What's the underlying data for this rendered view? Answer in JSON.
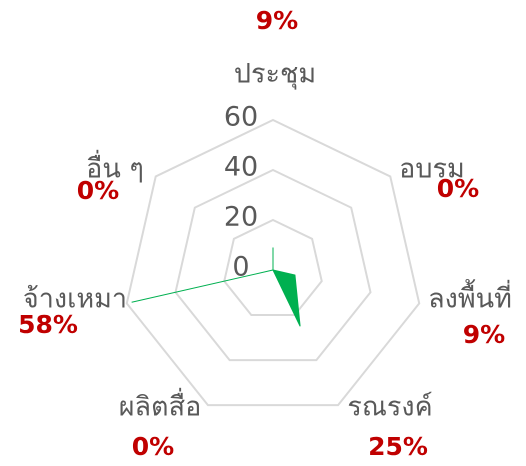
{
  "chart_data": {
    "type": "radar",
    "categories": [
      "ประชุม",
      "อบรม",
      "ลงพื้นที่",
      "รณรงค์",
      "ผลิตสื่อ",
      "จ้างเหมา",
      "อื่น ๆ"
    ],
    "values": [
      9,
      0,
      9,
      25,
      0,
      58,
      0
    ],
    "value_labels": [
      "9%",
      "0%",
      "9%",
      "25%",
      "0%",
      "58%",
      "0%"
    ],
    "color": "#00b050",
    "ylim": [
      0,
      60
    ],
    "yticks": [
      0,
      20,
      40,
      60
    ],
    "grid": true
  }
}
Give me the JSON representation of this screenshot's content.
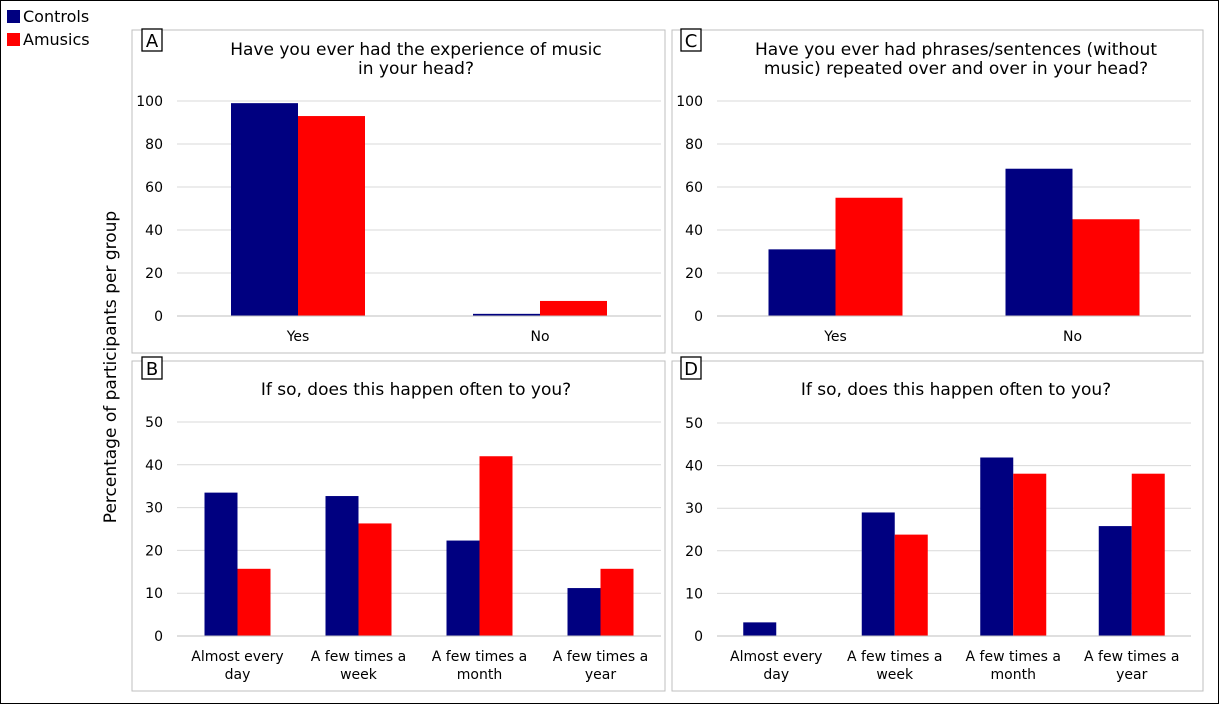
{
  "legend": {
    "items": [
      {
        "label": "Controls",
        "color": "#000080"
      },
      {
        "label": "Amusics",
        "color": "#ff0000"
      }
    ]
  },
  "ylabel": "Percentage of participants per group",
  "colors": {
    "controls": "#000080",
    "amusics": "#ff0000",
    "grid": "#d9d9d9"
  },
  "chart_data": [
    {
      "panel": "A",
      "type": "bar",
      "title": [
        "Have you ever had the experience of music",
        "in your head?"
      ],
      "categories": [
        [
          "Yes"
        ],
        [
          "No"
        ]
      ],
      "ylim": [
        0,
        100
      ],
      "yticks": [
        0,
        20,
        40,
        60,
        80,
        100
      ],
      "grid": true,
      "series": [
        {
          "name": "Controls",
          "values": [
            99,
            1
          ]
        },
        {
          "name": "Amusics",
          "values": [
            93,
            7
          ]
        }
      ]
    },
    {
      "panel": "B",
      "type": "bar",
      "title": [
        "If so, does this happen often to you?"
      ],
      "categories": [
        [
          "Almost every",
          "day"
        ],
        [
          "A few times a",
          "week"
        ],
        [
          "A few times a",
          "month"
        ],
        [
          "A few times a",
          "year"
        ]
      ],
      "ylim": [
        0,
        50
      ],
      "yticks": [
        0,
        10,
        20,
        30,
        40,
        50
      ],
      "grid": true,
      "series": [
        {
          "name": "Controls",
          "values": [
            33.5,
            32.7,
            22.3,
            11.2
          ]
        },
        {
          "name": "Amusics",
          "values": [
            15.7,
            26.3,
            42,
            15.7
          ]
        }
      ]
    },
    {
      "panel": "C",
      "type": "bar",
      "title": [
        "Have you ever had phrases/sentences (without",
        "music) repeated over and over in your head?"
      ],
      "categories": [
        [
          "Yes"
        ],
        [
          "No"
        ]
      ],
      "ylim": [
        0,
        100
      ],
      "yticks": [
        0,
        20,
        40,
        60,
        80,
        100
      ],
      "grid": true,
      "series": [
        {
          "name": "Controls",
          "values": [
            31,
            68.5
          ]
        },
        {
          "name": "Amusics",
          "values": [
            55,
            45
          ]
        }
      ]
    },
    {
      "panel": "D",
      "type": "bar",
      "title": [
        "If so, does this happen often to you?"
      ],
      "categories": [
        [
          "Almost every",
          "day"
        ],
        [
          "A few times a",
          "week"
        ],
        [
          "A few times a",
          "month"
        ],
        [
          "A few times a",
          "year"
        ]
      ],
      "ylim": [
        0,
        50
      ],
      "yticks": [
        0,
        10,
        20,
        30,
        40,
        50
      ],
      "grid": true,
      "series": [
        {
          "name": "Controls",
          "values": [
            3.2,
            29,
            41.9,
            25.8
          ]
        },
        {
          "name": "Amusics",
          "values": [
            0,
            23.8,
            38.1,
            38.1
          ]
        }
      ]
    }
  ]
}
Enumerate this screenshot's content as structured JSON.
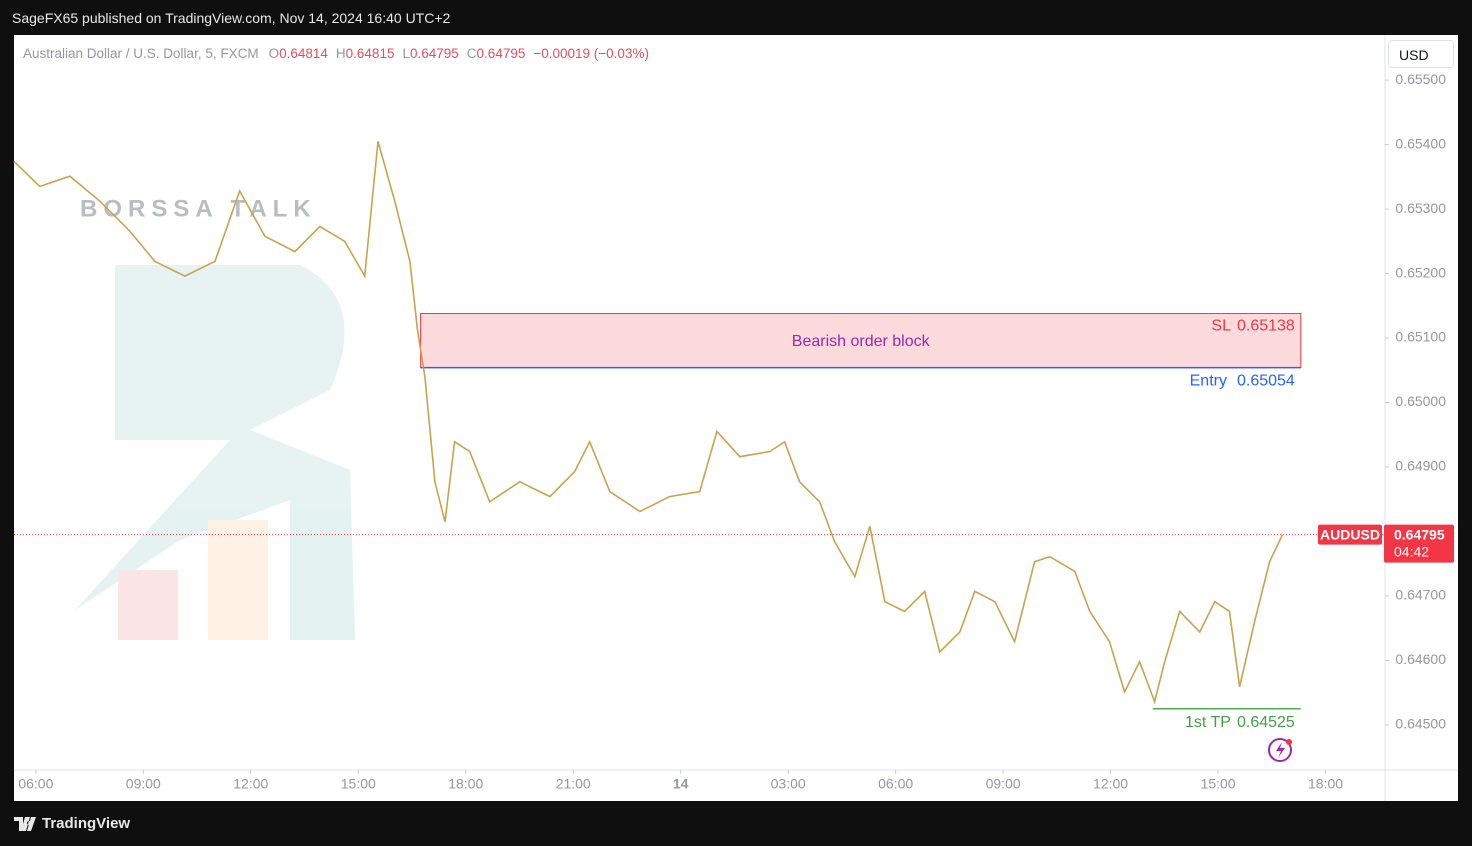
{
  "header": "SageFX65 published on TradingView.com, Nov 14, 2024 16:40 UTC+2",
  "footer": "TradingView",
  "watermark": "BORSSA TALK",
  "currency": "USD",
  "legend": {
    "symbol": "Australian Dollar / U.S. Dollar, 5, FXCM",
    "open_label": "O",
    "open": "0.64814",
    "high_label": "H",
    "high": "0.64815",
    "low_label": "L",
    "low": "0.64795",
    "close_label": "C",
    "close": "0.64795",
    "change": "−0.00019 (−0.03%)"
  },
  "chart_data": {
    "type": "line",
    "color": "#c9a34c",
    "x": [
      5.39,
      6.11,
      6.95,
      7.79,
      8.62,
      9.32,
      10.16,
      11.0,
      11.69,
      12.39,
      13.23,
      13.93,
      14.62,
      15.18,
      15.55,
      16.02,
      16.44,
      16.66,
      16.86,
      17.14,
      17.42,
      17.69,
      18.11,
      18.67,
      19.51,
      20.35,
      21.04,
      21.46,
      22.02,
      22.86,
      23.69,
      24.53,
      25.01,
      25.65,
      26.49,
      26.9,
      27.32,
      27.88,
      28.3,
      28.86,
      29.28,
      29.7,
      30.25,
      30.81,
      31.23,
      31.79,
      32.21,
      32.77,
      33.32,
      33.88,
      34.3,
      35.0,
      35.42,
      35.97,
      36.39,
      36.81,
      37.23,
      37.51,
      37.93,
      38.49,
      38.91,
      39.32,
      39.6,
      40.02,
      40.44,
      40.8
    ],
    "values": [
      0.65374,
      0.65335,
      0.65351,
      0.65312,
      0.65266,
      0.65219,
      0.65196,
      0.65219,
      0.65328,
      0.65258,
      0.65234,
      0.65273,
      0.6525,
      0.65196,
      0.65405,
      0.65312,
      0.65219,
      0.6511,
      0.6504,
      0.64877,
      0.64815,
      0.64939,
      0.64924,
      0.64846,
      0.64877,
      0.64854,
      0.64893,
      0.64939,
      0.64862,
      0.64831,
      0.64854,
      0.64862,
      0.64955,
      0.64916,
      0.64924,
      0.64939,
      0.64877,
      0.64846,
      0.64784,
      0.6473,
      0.64808,
      0.64691,
      0.64676,
      0.64707,
      0.64613,
      0.64644,
      0.64707,
      0.64691,
      0.64629,
      0.64753,
      0.64761,
      0.64738,
      0.64676,
      0.64629,
      0.64551,
      0.64598,
      0.64536,
      0.64598,
      0.64676,
      0.64644,
      0.64691,
      0.64676,
      0.64559,
      0.6466,
      0.64753,
      0.64795
    ],
    "xlim": [
      5.39,
      43.66
    ],
    "xticks": [
      {
        "value": 6,
        "label": "06:00"
      },
      {
        "value": 9,
        "label": "09:00"
      },
      {
        "value": 12,
        "label": "12:00"
      },
      {
        "value": 15,
        "label": "15:00"
      },
      {
        "value": 18,
        "label": "18:00"
      },
      {
        "value": 21,
        "label": "21:00"
      },
      {
        "value": 24,
        "label": "14"
      },
      {
        "value": 27,
        "label": "03:00"
      },
      {
        "value": 30,
        "label": "06:00"
      },
      {
        "value": 33,
        "label": "09:00"
      },
      {
        "value": 36,
        "label": "12:00"
      },
      {
        "value": 39,
        "label": "15:00"
      },
      {
        "value": 42,
        "label": "18:00"
      }
    ],
    "ylim": [
      0.6443,
      0.6557
    ],
    "yticks": [
      {
        "value": 0.645,
        "label": "0.64500"
      },
      {
        "value": 0.646,
        "label": "0.64600"
      },
      {
        "value": 0.647,
        "label": "0.64700"
      },
      {
        "value": 0.648,
        "label": "0.64800"
      },
      {
        "value": 0.649,
        "label": "0.64900"
      },
      {
        "value": 0.65,
        "label": "0.65000"
      },
      {
        "value": 0.651,
        "label": "0.65100"
      },
      {
        "value": 0.652,
        "label": "0.65200"
      },
      {
        "value": 0.653,
        "label": "0.65300"
      },
      {
        "value": 0.654,
        "label": "0.65400"
      },
      {
        "value": 0.655,
        "label": "0.65500"
      }
    ],
    "last": {
      "symbol": "AUDUSD",
      "value": 0.64795,
      "countdown": "04:42",
      "color": "#f23645"
    },
    "order_block": {
      "label": "Bearish order block",
      "x": [
        16.74,
        41.31
      ],
      "sl_label": "SL",
      "sl": 0.65138,
      "entry_label": "Entry",
      "entry": 0.65054
    },
    "target": {
      "label": "1st TP",
      "value": 0.64525,
      "x": [
        37.18,
        41.31
      ]
    }
  }
}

_Work to be completed_.
Work out the number of lines above that include the string "TradingView" and write only that number.

_Answer for the task_.
2